** begin RAW RECORDS **

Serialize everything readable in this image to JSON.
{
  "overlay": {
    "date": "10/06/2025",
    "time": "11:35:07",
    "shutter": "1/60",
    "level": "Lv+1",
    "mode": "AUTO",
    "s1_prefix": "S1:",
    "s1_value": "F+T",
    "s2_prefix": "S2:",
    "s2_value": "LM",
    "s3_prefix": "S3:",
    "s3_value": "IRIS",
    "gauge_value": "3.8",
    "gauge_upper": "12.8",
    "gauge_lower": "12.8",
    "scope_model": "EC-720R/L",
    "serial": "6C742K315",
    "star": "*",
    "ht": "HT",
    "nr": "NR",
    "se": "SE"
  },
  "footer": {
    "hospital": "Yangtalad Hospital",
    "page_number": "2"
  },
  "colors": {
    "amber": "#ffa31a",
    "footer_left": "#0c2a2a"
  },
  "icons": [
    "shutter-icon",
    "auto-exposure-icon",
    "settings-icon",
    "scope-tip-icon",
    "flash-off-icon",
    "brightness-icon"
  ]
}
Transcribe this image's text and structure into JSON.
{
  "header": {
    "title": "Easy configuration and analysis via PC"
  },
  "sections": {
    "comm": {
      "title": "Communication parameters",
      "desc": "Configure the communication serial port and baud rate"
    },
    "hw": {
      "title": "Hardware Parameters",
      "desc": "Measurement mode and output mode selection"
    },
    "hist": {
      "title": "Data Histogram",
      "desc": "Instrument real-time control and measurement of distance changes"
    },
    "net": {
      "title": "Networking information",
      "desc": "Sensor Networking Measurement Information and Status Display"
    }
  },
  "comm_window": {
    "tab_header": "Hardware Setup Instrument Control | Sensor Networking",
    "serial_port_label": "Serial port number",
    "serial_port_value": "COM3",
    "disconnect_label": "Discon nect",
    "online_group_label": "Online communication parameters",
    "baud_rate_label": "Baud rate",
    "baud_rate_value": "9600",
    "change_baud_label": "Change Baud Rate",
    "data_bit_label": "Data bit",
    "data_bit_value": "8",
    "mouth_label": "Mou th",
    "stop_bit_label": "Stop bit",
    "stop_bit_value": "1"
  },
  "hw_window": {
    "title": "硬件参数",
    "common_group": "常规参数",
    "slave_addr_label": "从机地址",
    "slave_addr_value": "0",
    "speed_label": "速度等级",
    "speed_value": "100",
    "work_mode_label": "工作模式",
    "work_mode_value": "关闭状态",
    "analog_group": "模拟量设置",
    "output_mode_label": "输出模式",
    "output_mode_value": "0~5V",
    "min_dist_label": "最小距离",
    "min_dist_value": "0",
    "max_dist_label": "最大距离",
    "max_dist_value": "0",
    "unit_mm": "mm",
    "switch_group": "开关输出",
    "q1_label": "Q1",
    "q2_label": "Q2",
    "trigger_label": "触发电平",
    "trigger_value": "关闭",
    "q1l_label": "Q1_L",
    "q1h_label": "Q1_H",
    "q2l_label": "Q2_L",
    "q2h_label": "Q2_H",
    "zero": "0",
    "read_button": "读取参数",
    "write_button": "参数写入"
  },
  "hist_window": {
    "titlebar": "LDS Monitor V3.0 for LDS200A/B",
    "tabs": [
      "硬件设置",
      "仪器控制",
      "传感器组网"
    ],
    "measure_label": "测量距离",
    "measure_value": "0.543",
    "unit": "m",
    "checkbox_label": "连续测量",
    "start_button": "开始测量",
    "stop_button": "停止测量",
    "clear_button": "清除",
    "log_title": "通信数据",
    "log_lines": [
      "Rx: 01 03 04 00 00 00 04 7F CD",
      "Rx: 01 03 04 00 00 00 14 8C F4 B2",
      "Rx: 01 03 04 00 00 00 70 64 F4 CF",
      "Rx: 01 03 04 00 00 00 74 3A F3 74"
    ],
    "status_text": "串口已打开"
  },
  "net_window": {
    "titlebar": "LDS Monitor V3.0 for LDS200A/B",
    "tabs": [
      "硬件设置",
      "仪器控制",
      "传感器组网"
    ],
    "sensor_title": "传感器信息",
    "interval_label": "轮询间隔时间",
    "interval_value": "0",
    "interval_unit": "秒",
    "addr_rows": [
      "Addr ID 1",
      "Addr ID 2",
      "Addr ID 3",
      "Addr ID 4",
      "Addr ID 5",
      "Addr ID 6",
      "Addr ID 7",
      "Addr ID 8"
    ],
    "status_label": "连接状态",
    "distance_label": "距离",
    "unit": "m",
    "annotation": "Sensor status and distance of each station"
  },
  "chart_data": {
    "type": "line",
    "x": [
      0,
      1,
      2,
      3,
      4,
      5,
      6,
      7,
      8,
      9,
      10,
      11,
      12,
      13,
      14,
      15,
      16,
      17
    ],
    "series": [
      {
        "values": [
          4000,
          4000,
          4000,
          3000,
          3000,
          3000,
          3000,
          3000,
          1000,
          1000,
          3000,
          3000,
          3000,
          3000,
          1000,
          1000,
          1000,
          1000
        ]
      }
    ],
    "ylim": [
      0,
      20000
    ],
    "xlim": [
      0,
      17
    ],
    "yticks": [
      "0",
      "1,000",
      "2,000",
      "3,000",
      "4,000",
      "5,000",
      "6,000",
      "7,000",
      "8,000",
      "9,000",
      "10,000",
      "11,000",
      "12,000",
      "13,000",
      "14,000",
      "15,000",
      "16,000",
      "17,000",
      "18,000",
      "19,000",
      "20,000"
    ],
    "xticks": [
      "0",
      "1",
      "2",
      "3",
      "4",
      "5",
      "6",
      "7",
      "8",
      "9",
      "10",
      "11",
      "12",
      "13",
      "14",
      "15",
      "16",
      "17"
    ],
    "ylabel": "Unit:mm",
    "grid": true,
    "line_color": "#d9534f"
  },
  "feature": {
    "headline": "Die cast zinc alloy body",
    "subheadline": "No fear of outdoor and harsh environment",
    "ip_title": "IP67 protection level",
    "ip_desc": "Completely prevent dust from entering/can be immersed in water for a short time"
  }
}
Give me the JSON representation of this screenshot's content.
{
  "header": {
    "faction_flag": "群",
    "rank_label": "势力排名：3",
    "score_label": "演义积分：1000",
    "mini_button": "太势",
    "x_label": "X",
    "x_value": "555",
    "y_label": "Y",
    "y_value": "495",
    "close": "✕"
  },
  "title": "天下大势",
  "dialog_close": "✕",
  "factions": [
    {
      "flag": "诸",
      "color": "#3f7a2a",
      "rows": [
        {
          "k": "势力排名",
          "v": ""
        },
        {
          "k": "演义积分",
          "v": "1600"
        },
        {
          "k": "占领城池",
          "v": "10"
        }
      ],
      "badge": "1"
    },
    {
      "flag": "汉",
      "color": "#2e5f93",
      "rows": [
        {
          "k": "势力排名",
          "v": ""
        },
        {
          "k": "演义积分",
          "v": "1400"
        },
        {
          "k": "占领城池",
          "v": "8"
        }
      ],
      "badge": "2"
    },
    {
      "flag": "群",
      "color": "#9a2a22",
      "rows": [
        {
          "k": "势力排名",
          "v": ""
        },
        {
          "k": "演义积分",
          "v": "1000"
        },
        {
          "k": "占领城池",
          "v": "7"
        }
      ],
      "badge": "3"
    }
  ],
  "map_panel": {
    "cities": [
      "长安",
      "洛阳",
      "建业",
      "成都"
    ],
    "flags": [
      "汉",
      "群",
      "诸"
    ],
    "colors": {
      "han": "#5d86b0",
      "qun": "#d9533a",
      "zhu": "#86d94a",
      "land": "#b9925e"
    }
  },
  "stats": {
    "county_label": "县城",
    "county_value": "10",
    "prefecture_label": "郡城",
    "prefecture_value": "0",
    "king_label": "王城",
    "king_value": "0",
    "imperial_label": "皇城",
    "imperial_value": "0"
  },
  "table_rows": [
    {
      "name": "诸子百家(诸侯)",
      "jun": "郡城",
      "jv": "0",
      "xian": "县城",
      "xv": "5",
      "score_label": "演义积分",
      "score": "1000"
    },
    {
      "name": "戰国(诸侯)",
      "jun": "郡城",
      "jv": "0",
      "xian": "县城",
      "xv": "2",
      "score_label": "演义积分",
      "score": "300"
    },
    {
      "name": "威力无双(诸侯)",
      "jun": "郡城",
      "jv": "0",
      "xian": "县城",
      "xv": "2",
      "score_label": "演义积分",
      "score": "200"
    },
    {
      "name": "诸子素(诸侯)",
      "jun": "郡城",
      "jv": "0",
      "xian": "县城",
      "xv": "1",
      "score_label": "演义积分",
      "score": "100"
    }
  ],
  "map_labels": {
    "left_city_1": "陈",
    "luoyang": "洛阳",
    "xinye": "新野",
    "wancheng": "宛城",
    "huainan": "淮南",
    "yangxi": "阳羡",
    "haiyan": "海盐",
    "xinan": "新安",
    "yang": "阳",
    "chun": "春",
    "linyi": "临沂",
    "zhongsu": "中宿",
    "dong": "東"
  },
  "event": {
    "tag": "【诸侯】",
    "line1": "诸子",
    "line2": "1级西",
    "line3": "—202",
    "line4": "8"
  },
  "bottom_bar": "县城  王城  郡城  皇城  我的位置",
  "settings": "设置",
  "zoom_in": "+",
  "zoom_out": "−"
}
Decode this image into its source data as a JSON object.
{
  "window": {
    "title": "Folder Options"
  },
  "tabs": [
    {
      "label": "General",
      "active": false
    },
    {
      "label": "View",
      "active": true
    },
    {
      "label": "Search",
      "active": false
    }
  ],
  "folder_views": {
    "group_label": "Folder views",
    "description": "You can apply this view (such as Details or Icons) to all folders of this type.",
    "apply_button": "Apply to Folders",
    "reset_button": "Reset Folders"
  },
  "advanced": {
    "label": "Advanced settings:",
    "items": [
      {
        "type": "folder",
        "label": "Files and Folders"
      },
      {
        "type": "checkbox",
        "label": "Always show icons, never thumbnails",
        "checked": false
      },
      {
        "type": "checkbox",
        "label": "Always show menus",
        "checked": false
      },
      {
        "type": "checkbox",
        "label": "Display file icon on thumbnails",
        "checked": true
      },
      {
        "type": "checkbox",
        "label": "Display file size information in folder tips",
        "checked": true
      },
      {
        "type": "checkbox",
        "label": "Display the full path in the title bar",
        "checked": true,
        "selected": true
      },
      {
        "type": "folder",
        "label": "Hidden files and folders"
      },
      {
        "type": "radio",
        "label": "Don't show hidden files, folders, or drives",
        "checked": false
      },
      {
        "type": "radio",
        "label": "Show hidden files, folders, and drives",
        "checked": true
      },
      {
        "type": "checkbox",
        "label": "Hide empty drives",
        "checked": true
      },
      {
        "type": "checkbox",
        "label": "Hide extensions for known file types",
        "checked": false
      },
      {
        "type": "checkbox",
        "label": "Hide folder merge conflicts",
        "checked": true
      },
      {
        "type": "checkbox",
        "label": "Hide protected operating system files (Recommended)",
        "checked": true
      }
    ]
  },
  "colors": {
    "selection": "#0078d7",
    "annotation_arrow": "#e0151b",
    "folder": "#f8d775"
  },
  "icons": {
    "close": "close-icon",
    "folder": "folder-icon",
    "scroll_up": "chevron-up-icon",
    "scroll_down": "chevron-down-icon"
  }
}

** end RAW RECORDS **

WHAT YOU ARE ASKED TO DO –
Determine how many lines of the entries above carry the string "Hide", and give that number alone.

SOLUTION –
4